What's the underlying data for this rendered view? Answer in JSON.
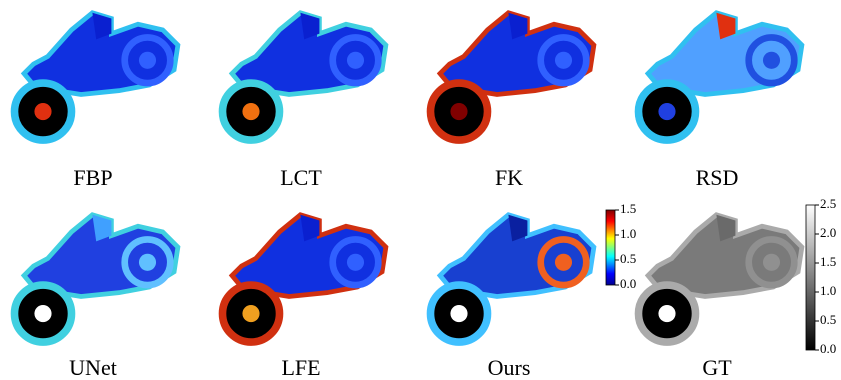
{
  "panels": [
    {
      "label": "FBP"
    },
    {
      "label": "LCT"
    },
    {
      "label": "FK"
    },
    {
      "label": "RSD"
    },
    {
      "label": "UNet"
    },
    {
      "label": "LFE"
    },
    {
      "label": "Ours"
    },
    {
      "label": "GT"
    }
  ],
  "colorbars": [
    {
      "colormap": "jet",
      "range": [
        0,
        1.5
      ],
      "ticks": [
        {
          "value": 0,
          "label": "0.0"
        },
        {
          "value": 0.5,
          "label": "0.5"
        },
        {
          "value": 1,
          "label": "1.0"
        },
        {
          "value": 1.5,
          "label": "1.5"
        }
      ]
    },
    {
      "colormap": "gray",
      "range": [
        0,
        2.5
      ],
      "ticks": [
        {
          "value": 0,
          "label": "0.0"
        },
        {
          "value": 0.5,
          "label": "0.5"
        },
        {
          "value": 1,
          "label": "1.0"
        },
        {
          "value": 1.5,
          "label": "1.5"
        },
        {
          "value": 2,
          "label": "2.0"
        },
        {
          "value": 2.5,
          "label": "2.5"
        }
      ]
    }
  ]
}
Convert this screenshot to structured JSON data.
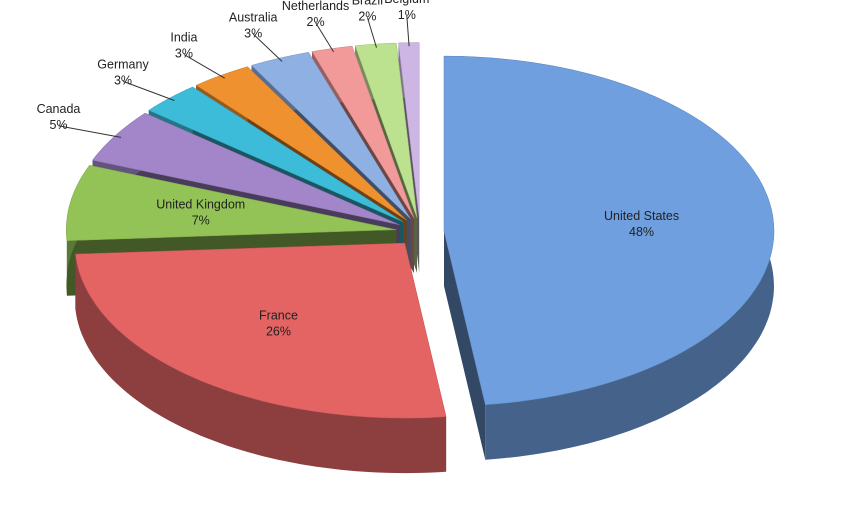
{
  "chart_data": {
    "type": "pie",
    "categories": [
      "United States",
      "France",
      "United Kingdom",
      "Canada",
      "Germany",
      "India",
      "Australia",
      "Netherlands",
      "Brazil",
      "Belgium"
    ],
    "values": [
      48,
      26,
      7,
      5,
      3,
      3,
      3,
      2,
      2,
      1
    ],
    "value_labels": [
      "48%",
      "26%",
      "7%",
      "5%",
      "3%",
      "3%",
      "3%",
      "2%",
      "2%",
      "1%"
    ],
    "colors": [
      "#6f9fdf",
      "#e46464",
      "#93c357",
      "#a286c9",
      "#3dbcd9",
      "#f0912f",
      "#8fb0e2",
      "#f29a9a",
      "#bde28f",
      "#cdb6e3"
    ]
  }
}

※ ※ ※

**The request**. In the entries above, count each line with "this"; reply with the total only.

**Solution to the problem**. 2